[Do this]:
Each entry below is to be printed verbatim.
--- Start of Dataset records ---
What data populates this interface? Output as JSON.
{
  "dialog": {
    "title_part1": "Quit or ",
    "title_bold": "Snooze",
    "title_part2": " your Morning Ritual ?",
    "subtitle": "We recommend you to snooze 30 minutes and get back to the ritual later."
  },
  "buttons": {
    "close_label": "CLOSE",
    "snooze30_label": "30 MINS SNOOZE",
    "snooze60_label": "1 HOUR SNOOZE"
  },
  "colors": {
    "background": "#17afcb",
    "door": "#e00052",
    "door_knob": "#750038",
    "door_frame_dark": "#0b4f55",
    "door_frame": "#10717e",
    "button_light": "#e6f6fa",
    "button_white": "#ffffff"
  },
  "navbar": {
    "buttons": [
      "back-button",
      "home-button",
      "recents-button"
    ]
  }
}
--- End of Dataset records ---
[Task solution]:
What data populates this interface? Output as JSON.
{
  "dialog": {
    "title_part1": "Quit or ",
    "title_bold": "Snooze",
    "title_part2": " your Morning Ritual ?",
    "subtitle": "We recommend you to snooze 30 minutes and get back to the ritual later."
  },
  "buttons": {
    "close_label": "CLOSE",
    "snooze30_label": "30 MINS SNOOZE",
    "snooze60_label": "1 HOUR SNOOZE"
  },
  "colors": {
    "background": "#17afcb",
    "door": "#e00052",
    "door_knob": "#750038",
    "door_frame_dark": "#0b4f55",
    "door_frame": "#10717e",
    "button_light": "#e6f6fa",
    "button_white": "#ffffff"
  },
  "navbar": {
    "buttons": [
      "back-button",
      "home-button",
      "recents-button"
    ]
  }
}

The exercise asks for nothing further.